■ **RAW RECORDS**:

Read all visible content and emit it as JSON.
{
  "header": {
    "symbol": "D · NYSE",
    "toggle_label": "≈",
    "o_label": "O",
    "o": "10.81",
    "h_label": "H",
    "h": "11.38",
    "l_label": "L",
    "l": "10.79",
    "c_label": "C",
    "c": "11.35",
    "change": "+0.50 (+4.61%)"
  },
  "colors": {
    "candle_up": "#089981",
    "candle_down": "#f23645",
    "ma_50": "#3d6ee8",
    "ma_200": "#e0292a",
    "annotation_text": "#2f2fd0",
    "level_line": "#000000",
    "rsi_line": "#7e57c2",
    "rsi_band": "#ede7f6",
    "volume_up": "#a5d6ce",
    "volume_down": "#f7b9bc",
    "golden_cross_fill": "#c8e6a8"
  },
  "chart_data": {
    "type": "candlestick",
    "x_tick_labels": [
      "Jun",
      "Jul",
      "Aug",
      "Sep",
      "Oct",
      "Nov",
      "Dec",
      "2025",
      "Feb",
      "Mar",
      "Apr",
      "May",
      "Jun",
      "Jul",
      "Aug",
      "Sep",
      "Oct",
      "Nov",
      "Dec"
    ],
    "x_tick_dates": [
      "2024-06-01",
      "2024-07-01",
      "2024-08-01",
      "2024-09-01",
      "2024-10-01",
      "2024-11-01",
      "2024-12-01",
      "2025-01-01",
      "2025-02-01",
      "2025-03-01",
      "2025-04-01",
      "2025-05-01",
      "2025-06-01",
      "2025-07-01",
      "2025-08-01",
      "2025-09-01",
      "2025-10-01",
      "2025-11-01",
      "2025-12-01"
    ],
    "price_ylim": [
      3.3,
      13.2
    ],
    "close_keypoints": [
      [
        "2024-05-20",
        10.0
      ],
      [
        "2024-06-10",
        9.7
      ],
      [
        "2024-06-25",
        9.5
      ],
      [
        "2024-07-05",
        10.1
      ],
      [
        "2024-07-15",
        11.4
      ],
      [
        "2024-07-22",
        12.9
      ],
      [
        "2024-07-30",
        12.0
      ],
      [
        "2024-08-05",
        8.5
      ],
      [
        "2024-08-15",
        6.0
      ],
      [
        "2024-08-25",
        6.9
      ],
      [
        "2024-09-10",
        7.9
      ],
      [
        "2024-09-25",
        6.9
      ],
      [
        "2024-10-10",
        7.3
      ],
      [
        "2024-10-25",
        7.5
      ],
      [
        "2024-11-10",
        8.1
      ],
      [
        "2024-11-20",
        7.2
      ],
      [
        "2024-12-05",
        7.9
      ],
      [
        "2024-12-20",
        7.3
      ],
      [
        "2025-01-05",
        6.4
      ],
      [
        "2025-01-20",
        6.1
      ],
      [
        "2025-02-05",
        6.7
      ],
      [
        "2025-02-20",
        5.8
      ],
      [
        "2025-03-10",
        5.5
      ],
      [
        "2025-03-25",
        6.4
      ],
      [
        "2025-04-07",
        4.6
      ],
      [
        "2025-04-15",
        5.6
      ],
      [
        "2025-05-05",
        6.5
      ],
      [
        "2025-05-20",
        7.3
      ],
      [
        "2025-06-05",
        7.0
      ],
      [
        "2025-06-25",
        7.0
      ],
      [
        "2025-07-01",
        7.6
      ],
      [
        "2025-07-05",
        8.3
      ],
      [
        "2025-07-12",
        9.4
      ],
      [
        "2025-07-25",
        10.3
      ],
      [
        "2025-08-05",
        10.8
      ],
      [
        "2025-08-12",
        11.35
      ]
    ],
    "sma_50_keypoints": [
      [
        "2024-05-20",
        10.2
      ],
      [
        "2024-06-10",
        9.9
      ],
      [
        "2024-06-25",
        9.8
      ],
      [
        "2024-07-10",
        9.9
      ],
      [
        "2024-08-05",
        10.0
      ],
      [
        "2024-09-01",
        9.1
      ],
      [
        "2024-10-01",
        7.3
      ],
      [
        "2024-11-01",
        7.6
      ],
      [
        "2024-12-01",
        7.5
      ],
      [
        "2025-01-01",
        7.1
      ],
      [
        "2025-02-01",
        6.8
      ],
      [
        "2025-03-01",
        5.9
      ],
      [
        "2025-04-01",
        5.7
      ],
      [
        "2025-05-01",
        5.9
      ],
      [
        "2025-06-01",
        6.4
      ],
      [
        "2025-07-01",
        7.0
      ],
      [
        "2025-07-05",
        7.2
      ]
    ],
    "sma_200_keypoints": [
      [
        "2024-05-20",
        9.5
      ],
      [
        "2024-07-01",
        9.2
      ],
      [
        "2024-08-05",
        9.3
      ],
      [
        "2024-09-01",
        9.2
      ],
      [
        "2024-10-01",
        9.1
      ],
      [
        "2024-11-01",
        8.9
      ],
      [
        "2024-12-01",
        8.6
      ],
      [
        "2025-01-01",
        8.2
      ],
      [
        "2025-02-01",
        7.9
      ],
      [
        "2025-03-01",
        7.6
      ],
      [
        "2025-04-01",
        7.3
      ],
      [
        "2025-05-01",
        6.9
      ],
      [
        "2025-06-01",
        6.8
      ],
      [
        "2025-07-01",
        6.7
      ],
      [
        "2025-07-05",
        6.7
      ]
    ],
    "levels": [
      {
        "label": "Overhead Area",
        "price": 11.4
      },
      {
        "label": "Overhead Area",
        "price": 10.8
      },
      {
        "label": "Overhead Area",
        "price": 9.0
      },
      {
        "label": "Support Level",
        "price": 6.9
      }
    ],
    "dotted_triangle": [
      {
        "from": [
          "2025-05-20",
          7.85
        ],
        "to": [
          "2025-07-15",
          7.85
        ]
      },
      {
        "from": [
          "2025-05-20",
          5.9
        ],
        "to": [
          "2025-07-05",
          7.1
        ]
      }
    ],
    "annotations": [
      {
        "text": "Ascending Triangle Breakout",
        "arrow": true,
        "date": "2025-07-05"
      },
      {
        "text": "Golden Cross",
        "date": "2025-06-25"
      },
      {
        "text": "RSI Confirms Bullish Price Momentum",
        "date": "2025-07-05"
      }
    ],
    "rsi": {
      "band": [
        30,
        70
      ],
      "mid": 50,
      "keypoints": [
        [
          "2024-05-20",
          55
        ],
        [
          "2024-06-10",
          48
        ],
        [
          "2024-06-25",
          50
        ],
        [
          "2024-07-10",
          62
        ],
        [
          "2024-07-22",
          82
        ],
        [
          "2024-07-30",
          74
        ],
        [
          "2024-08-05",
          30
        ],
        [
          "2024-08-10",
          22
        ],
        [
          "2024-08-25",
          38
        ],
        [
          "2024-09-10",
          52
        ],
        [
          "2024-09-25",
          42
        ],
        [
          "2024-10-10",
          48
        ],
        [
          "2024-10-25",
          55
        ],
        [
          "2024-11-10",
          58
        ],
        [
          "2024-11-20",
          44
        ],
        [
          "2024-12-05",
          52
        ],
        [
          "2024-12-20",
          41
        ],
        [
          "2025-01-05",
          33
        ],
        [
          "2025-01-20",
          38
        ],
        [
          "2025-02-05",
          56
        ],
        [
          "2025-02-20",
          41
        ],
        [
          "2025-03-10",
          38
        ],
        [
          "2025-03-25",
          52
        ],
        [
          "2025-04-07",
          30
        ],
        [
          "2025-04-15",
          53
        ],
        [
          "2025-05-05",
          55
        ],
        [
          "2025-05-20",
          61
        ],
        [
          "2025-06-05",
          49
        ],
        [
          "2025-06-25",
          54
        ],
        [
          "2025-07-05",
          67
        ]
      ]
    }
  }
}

■ **WHAT YOU SHOULD DO**:
All records above must be set down exactly, please.

■ **EXERCISE RESPONSE**:
Read all visible content and emit it as JSON.
{
  "header": {
    "symbol": "D · NYSE",
    "toggle_label": "≈",
    "o_label": "O",
    "o": "10.81",
    "h_label": "H",
    "h": "11.38",
    "l_label": "L",
    "l": "10.79",
    "c_label": "C",
    "c": "11.35",
    "change": "+0.50 (+4.61%)"
  },
  "colors": {
    "candle_up": "#089981",
    "candle_down": "#f23645",
    "ma_50": "#3d6ee8",
    "ma_200": "#e0292a",
    "annotation_text": "#2f2fd0",
    "level_line": "#000000",
    "rsi_line": "#7e57c2",
    "rsi_band": "#ede7f6",
    "volume_up": "#a5d6ce",
    "volume_down": "#f7b9bc",
    "golden_cross_fill": "#c8e6a8"
  },
  "chart_data": {
    "type": "candlestick",
    "x_tick_labels": [
      "Jun",
      "Jul",
      "Aug",
      "Sep",
      "Oct",
      "Nov",
      "Dec",
      "2025",
      "Feb",
      "Mar",
      "Apr",
      "May",
      "Jun",
      "Jul",
      "Aug",
      "Sep",
      "Oct",
      "Nov",
      "Dec"
    ],
    "x_tick_dates": [
      "2024-06-01",
      "2024-07-01",
      "2024-08-01",
      "2024-09-01",
      "2024-10-01",
      "2024-11-01",
      "2024-12-01",
      "2025-01-01",
      "2025-02-01",
      "2025-03-01",
      "2025-04-01",
      "2025-05-01",
      "2025-06-01",
      "2025-07-01",
      "2025-08-01",
      "2025-09-01",
      "2025-10-01",
      "2025-11-01",
      "2025-12-01"
    ],
    "price_ylim": [
      3.3,
      13.2
    ],
    "close_keypoints": [
      [
        "2024-05-20",
        10.0
      ],
      [
        "2024-06-10",
        9.7
      ],
      [
        "2024-06-25",
        9.5
      ],
      [
        "2024-07-05",
        10.1
      ],
      [
        "2024-07-15",
        11.4
      ],
      [
        "2024-07-22",
        12.9
      ],
      [
        "2024-07-30",
        12.0
      ],
      [
        "2024-08-05",
        8.5
      ],
      [
        "2024-08-15",
        6.0
      ],
      [
        "2024-08-25",
        6.9
      ],
      [
        "2024-09-10",
        7.9
      ],
      [
        "2024-09-25",
        6.9
      ],
      [
        "2024-10-10",
        7.3
      ],
      [
        "2024-10-25",
        7.5
      ],
      [
        "2024-11-10",
        8.1
      ],
      [
        "2024-11-20",
        7.2
      ],
      [
        "2024-12-05",
        7.9
      ],
      [
        "2024-12-20",
        7.3
      ],
      [
        "2025-01-05",
        6.4
      ],
      [
        "2025-01-20",
        6.1
      ],
      [
        "2025-02-05",
        6.7
      ],
      [
        "2025-02-20",
        5.8
      ],
      [
        "2025-03-10",
        5.5
      ],
      [
        "2025-03-25",
        6.4
      ],
      [
        "2025-04-07",
        4.6
      ],
      [
        "2025-04-15",
        5.6
      ],
      [
        "2025-05-05",
        6.5
      ],
      [
        "2025-05-20",
        7.3
      ],
      [
        "2025-06-05",
        7.0
      ],
      [
        "2025-06-25",
        7.0
      ],
      [
        "2025-07-01",
        7.6
      ],
      [
        "2025-07-05",
        8.3
      ],
      [
        "2025-07-12",
        9.4
      ],
      [
        "2025-07-25",
        10.3
      ],
      [
        "2025-08-05",
        10.8
      ],
      [
        "2025-08-12",
        11.35
      ]
    ],
    "sma_50_keypoints": [
      [
        "2024-05-20",
        10.2
      ],
      [
        "2024-06-10",
        9.9
      ],
      [
        "2024-06-25",
        9.8
      ],
      [
        "2024-07-10",
        9.9
      ],
      [
        "2024-08-05",
        10.0
      ],
      [
        "2024-09-01",
        9.1
      ],
      [
        "2024-10-01",
        7.3
      ],
      [
        "2024-11-01",
        7.6
      ],
      [
        "2024-12-01",
        7.5
      ],
      [
        "2025-01-01",
        7.1
      ],
      [
        "2025-02-01",
        6.8
      ],
      [
        "2025-03-01",
        5.9
      ],
      [
        "2025-04-01",
        5.7
      ],
      [
        "2025-05-01",
        5.9
      ],
      [
        "2025-06-01",
        6.4
      ],
      [
        "2025-07-01",
        7.0
      ],
      [
        "2025-07-05",
        7.2
      ]
    ],
    "sma_200_keypoints": [
      [
        "2024-05-20",
        9.5
      ],
      [
        "2024-07-01",
        9.2
      ],
      [
        "2024-08-05",
        9.3
      ],
      [
        "2024-09-01",
        9.2
      ],
      [
        "2024-10-01",
        9.1
      ],
      [
        "2024-11-01",
        8.9
      ],
      [
        "2024-12-01",
        8.6
      ],
      [
        "2025-01-01",
        8.2
      ],
      [
        "2025-02-01",
        7.9
      ],
      [
        "2025-03-01",
        7.6
      ],
      [
        "2025-04-01",
        7.3
      ],
      [
        "2025-05-01",
        6.9
      ],
      [
        "2025-06-01",
        6.8
      ],
      [
        "2025-07-01",
        6.7
      ],
      [
        "2025-07-05",
        6.7
      ]
    ],
    "levels": [
      {
        "label": "Overhead Area",
        "price": 11.4
      },
      {
        "label": "Overhead Area",
        "price": 10.8
      },
      {
        "label": "Overhead Area",
        "price": 9.0
      },
      {
        "label": "Support Level",
        "price": 6.9
      }
    ],
    "dotted_triangle": [
      {
        "from": [
          "2025-05-20",
          7.85
        ],
        "to": [
          "2025-07-15",
          7.85
        ]
      },
      {
        "from": [
          "2025-05-20",
          5.9
        ],
        "to": [
          "2025-07-05",
          7.1
        ]
      }
    ],
    "annotations": [
      {
        "text": "Ascending Triangle Breakout",
        "arrow": true,
        "date": "2025-07-05"
      },
      {
        "text": "Golden Cross",
        "date": "2025-06-25"
      },
      {
        "text": "RSI Confirms Bullish Price Momentum",
        "date": "2025-07-05"
      }
    ],
    "rsi": {
      "band": [
        30,
        70
      ],
      "mid": 50,
      "keypoints": [
        [
          "2024-05-20",
          55
        ],
        [
          "2024-06-10",
          48
        ],
        [
          "2024-06-25",
          50
        ],
        [
          "2024-07-10",
          62
        ],
        [
          "2024-07-22",
          82
        ],
        [
          "2024-07-30",
          74
        ],
        [
          "2024-08-05",
          30
        ],
        [
          "2024-08-10",
          22
        ],
        [
          "2024-08-25",
          38
        ],
        [
          "2024-09-10",
          52
        ],
        [
          "2024-09-25",
          42
        ],
        [
          "2024-10-10",
          48
        ],
        [
          "2024-10-25",
          55
        ],
        [
          "2024-11-10",
          58
        ],
        [
          "2024-11-20",
          44
        ],
        [
          "2024-12-05",
          52
        ],
        [
          "2024-12-20",
          41
        ],
        [
          "2025-01-05",
          33
        ],
        [
          "2025-01-20",
          38
        ],
        [
          "2025-02-05",
          56
        ],
        [
          "2025-02-20",
          41
        ],
        [
          "2025-03-10",
          38
        ],
        [
          "2025-03-25",
          52
        ],
        [
          "2025-04-07",
          30
        ],
        [
          "2025-04-15",
          53
        ],
        [
          "2025-05-05",
          55
        ],
        [
          "2025-05-20",
          61
        ],
        [
          "2025-06-05",
          49
        ],
        [
          "2025-06-25",
          54
        ],
        [
          "2025-07-05",
          67
        ]
      ]
    }
  }
}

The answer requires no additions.